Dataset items

==================================================

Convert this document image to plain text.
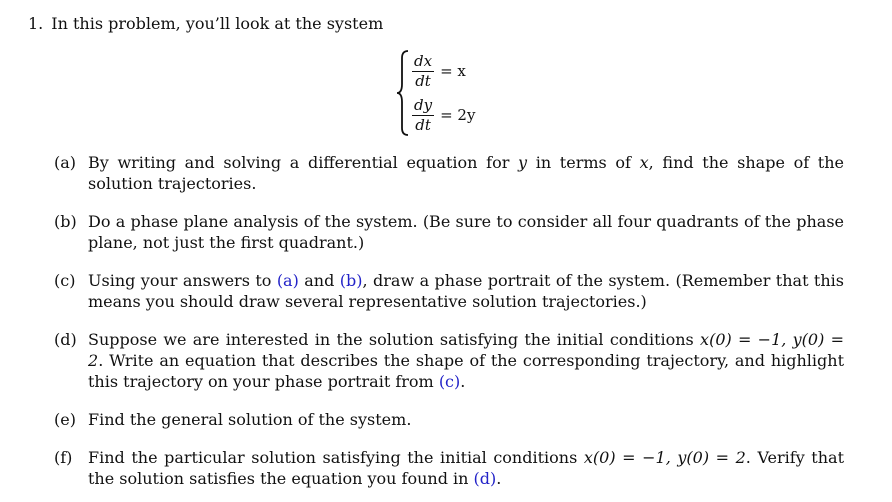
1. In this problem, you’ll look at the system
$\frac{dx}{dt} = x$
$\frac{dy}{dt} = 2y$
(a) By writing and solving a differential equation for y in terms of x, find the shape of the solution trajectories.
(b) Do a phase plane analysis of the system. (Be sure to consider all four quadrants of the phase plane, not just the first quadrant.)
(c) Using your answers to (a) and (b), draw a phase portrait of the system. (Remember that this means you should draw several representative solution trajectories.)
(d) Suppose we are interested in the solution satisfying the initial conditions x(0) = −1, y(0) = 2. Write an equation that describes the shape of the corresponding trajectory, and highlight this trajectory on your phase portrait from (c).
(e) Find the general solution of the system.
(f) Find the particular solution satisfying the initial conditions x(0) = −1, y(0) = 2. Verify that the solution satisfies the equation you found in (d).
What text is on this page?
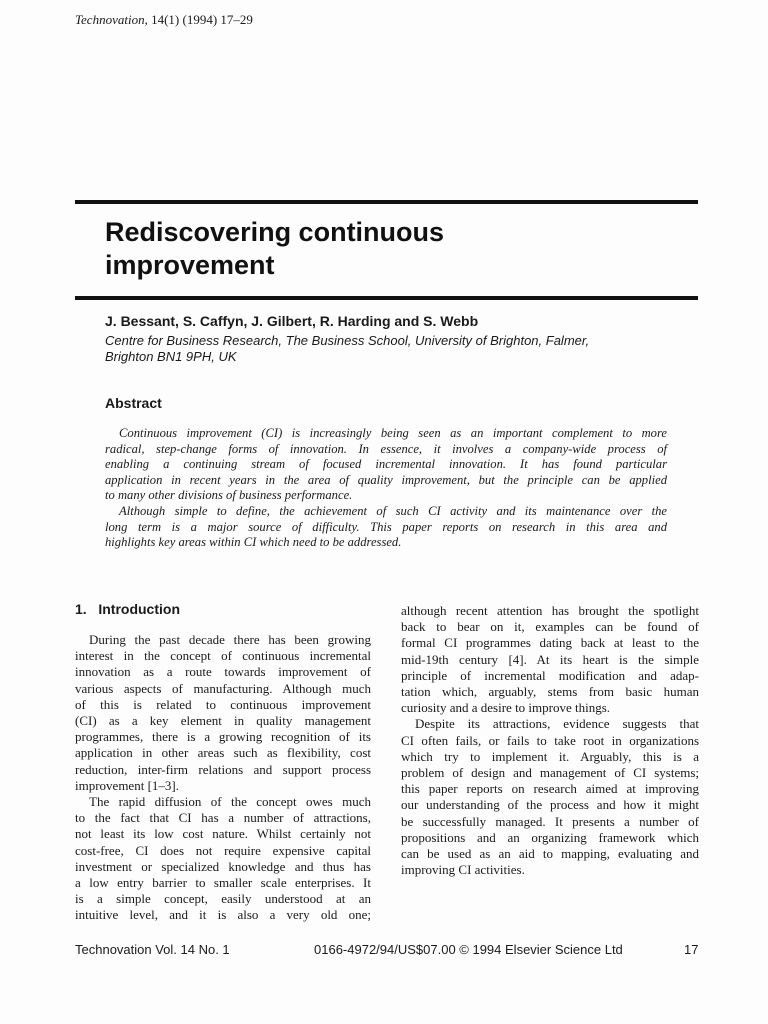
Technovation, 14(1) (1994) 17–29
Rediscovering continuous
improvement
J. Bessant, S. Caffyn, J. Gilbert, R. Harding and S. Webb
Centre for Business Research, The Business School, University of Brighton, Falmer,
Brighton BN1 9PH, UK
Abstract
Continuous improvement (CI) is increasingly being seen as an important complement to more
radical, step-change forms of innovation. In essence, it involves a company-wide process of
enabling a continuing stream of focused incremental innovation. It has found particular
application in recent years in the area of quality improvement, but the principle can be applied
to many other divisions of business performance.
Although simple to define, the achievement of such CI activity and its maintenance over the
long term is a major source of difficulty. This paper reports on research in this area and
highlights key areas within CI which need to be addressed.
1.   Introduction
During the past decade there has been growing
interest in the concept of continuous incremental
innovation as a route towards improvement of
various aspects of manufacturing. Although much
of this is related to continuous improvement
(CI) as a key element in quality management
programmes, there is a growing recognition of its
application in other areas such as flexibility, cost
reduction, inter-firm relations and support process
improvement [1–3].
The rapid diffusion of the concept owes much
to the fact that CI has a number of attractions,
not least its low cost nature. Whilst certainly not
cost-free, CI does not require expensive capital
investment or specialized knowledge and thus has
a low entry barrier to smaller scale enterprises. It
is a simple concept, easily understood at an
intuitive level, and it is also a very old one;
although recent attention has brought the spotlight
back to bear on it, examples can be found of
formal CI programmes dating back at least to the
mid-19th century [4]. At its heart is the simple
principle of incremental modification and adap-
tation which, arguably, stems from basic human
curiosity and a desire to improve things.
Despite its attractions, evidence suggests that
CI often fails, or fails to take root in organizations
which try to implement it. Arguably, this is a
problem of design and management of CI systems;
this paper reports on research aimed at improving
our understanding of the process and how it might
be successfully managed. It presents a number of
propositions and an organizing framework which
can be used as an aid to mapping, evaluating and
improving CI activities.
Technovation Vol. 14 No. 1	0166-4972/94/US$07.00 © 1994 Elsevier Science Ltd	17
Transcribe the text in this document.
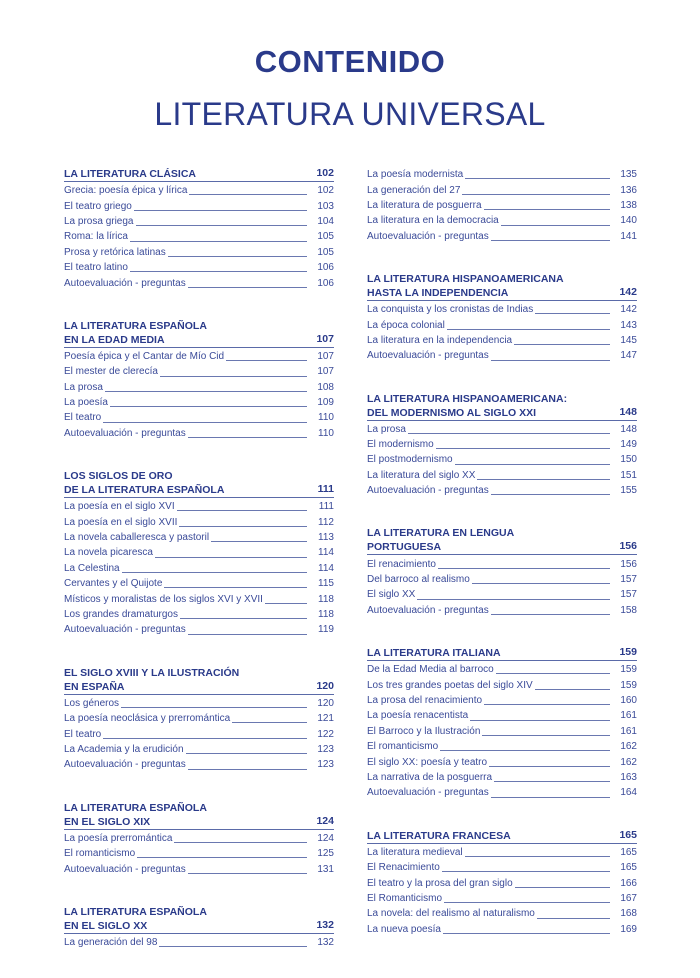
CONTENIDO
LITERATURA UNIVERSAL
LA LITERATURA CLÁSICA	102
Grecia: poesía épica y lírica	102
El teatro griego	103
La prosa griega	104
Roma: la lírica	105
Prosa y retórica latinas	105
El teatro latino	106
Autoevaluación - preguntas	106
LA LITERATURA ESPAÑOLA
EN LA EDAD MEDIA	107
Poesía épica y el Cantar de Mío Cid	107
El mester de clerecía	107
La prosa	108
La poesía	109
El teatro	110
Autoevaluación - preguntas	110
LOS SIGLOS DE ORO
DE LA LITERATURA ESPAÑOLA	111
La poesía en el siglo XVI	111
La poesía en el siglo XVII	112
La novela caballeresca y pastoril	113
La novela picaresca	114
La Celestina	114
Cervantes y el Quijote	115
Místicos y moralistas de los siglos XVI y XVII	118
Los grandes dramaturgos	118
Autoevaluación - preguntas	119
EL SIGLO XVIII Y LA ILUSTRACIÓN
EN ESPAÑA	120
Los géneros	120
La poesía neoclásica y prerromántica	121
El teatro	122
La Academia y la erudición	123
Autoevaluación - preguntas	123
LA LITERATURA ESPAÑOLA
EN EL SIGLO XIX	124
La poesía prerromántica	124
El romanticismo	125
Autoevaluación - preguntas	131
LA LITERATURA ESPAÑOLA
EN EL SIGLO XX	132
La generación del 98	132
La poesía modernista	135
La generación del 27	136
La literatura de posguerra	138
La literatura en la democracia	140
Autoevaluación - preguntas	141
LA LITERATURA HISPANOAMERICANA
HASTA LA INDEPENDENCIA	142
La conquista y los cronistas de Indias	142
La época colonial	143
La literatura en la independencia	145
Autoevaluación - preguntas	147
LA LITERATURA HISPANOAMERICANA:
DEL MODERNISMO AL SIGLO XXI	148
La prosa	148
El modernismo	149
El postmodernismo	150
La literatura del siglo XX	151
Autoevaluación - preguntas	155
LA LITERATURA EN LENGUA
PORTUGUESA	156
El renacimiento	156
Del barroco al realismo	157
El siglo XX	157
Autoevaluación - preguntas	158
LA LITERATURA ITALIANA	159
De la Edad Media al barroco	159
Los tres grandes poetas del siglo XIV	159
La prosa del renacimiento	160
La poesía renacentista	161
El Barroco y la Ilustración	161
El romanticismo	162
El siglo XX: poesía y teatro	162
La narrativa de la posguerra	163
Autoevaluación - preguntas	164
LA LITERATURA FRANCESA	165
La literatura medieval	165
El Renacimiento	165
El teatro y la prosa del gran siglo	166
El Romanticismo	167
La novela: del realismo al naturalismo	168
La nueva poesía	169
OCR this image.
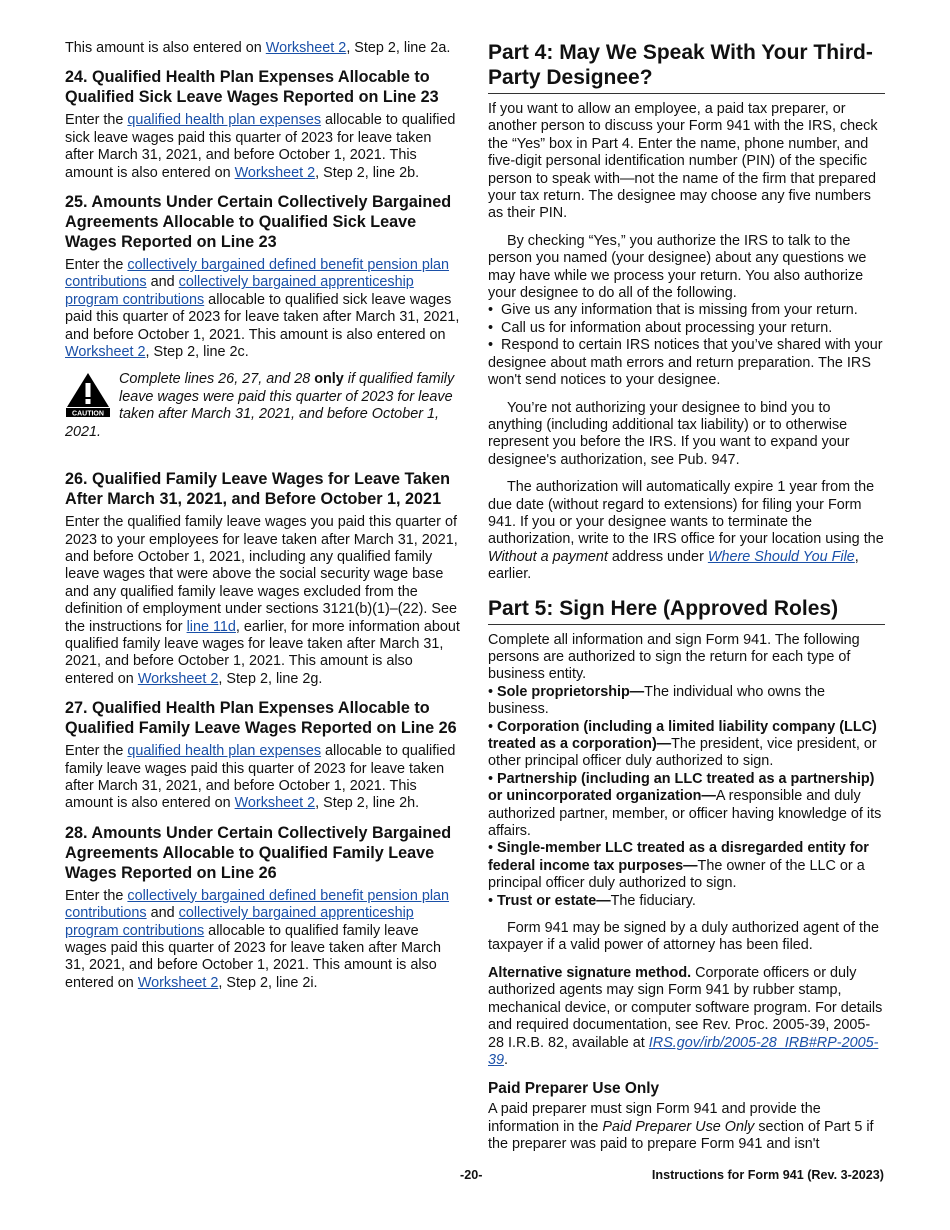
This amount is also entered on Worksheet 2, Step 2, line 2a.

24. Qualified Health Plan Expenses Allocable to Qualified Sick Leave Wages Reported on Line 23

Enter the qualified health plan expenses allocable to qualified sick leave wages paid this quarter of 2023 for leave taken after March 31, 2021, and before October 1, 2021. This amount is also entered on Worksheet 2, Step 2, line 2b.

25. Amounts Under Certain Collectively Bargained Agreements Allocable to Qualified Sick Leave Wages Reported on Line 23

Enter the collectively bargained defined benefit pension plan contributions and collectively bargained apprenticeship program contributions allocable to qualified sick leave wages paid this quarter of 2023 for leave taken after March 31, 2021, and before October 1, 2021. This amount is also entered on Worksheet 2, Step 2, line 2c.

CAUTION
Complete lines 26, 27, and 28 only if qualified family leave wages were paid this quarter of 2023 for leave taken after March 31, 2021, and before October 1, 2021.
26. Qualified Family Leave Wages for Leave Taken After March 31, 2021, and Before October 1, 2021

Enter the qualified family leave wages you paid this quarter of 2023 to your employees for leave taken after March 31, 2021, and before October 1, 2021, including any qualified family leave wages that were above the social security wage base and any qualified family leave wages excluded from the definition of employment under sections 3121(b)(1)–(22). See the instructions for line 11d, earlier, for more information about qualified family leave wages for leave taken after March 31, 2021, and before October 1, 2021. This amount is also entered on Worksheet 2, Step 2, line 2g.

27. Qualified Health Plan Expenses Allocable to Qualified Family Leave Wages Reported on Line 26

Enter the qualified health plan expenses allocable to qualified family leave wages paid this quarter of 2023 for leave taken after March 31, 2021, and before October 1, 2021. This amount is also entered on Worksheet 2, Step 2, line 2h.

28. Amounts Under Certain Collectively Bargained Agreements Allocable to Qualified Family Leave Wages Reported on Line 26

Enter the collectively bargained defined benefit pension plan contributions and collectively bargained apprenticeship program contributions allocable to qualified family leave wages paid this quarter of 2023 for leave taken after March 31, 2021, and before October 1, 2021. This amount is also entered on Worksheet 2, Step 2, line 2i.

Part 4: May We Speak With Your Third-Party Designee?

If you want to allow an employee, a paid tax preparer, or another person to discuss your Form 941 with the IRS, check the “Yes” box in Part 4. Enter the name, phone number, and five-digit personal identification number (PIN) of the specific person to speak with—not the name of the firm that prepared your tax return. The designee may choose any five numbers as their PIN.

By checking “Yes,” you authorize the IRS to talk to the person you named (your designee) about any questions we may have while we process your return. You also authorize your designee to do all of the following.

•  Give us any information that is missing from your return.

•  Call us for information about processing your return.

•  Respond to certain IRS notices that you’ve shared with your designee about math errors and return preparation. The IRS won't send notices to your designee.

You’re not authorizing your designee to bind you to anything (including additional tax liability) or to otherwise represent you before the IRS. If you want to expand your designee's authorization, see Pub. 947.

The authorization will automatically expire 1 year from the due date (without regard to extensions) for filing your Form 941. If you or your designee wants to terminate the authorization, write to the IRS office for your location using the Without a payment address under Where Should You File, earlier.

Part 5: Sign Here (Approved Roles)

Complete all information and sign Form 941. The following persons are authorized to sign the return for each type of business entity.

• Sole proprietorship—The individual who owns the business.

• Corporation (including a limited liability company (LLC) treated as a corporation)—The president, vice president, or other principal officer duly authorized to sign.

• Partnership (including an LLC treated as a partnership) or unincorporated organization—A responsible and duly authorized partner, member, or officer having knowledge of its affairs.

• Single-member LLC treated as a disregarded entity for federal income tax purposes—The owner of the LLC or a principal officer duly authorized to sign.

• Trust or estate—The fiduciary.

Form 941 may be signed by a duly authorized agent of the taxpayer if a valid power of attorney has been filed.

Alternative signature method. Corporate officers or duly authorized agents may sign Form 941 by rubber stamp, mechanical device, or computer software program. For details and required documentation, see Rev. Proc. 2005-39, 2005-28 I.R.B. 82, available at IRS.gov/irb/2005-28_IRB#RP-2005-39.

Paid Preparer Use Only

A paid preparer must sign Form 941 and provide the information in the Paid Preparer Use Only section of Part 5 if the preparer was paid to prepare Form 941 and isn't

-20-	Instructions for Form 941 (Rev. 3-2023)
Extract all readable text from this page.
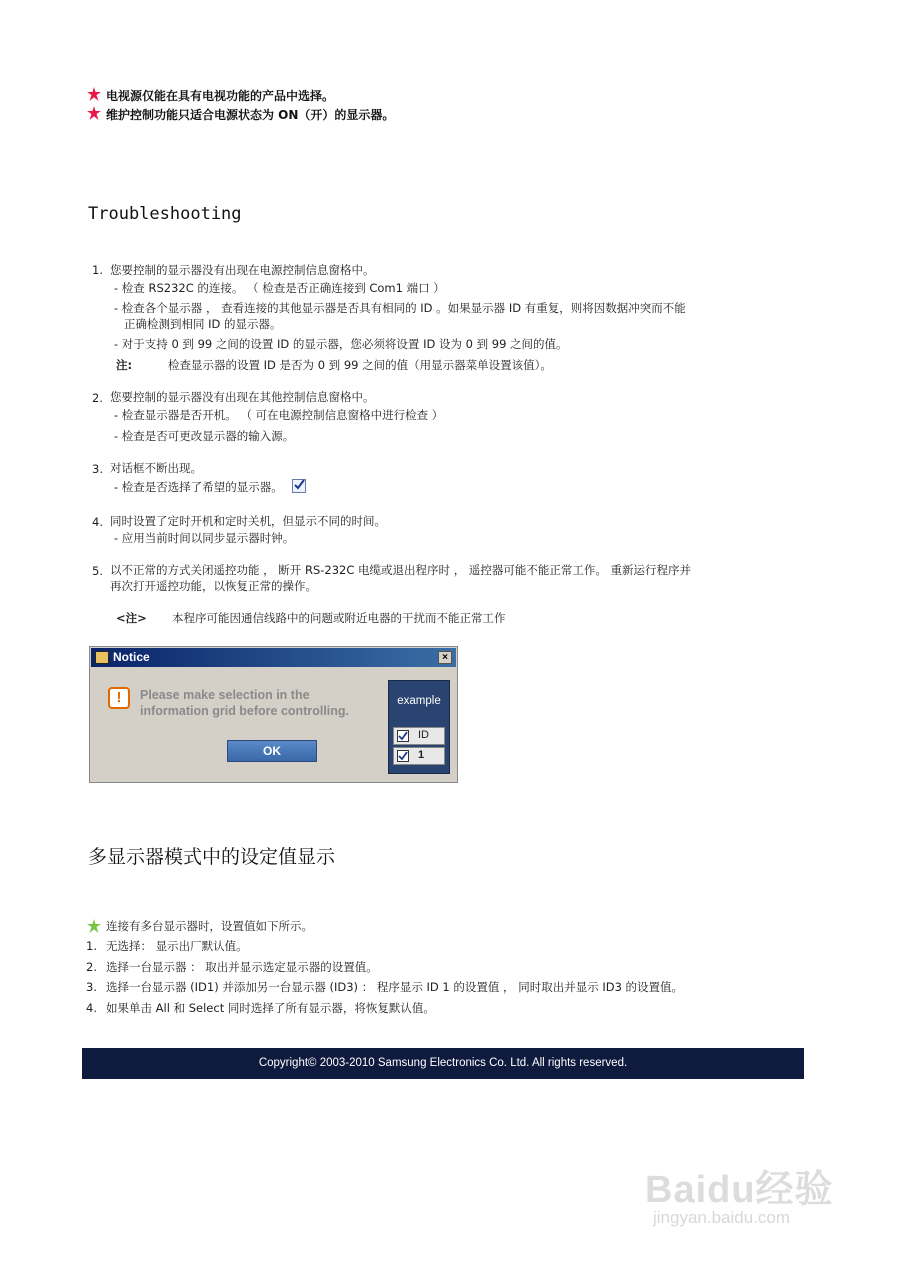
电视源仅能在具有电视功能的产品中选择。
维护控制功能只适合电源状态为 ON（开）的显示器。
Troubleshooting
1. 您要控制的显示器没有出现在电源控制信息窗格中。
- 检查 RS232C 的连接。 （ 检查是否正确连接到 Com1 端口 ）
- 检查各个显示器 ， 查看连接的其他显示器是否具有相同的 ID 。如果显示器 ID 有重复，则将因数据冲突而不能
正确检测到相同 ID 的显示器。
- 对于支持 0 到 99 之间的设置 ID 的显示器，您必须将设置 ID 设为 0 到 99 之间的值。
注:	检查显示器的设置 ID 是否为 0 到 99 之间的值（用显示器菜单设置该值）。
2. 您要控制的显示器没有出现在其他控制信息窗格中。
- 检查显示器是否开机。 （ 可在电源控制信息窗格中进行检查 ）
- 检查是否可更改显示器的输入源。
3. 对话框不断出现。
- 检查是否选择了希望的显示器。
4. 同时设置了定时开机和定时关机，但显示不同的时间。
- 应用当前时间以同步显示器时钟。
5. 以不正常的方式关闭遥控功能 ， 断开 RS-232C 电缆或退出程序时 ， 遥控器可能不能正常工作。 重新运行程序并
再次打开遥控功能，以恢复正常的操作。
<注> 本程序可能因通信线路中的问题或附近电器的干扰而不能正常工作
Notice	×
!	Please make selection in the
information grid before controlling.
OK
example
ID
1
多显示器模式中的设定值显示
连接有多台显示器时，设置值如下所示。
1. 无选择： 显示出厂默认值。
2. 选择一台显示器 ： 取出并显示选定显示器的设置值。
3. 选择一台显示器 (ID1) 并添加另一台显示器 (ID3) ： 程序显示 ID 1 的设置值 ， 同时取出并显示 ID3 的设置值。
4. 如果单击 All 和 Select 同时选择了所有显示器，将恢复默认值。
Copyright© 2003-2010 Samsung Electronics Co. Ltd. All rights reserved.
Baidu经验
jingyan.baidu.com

==================================================

Exercise description
From the listing above, copy every line that includes the word "posguerra".

Expected output
La literatura de posguerra	138
La narrativa de la posguerra	163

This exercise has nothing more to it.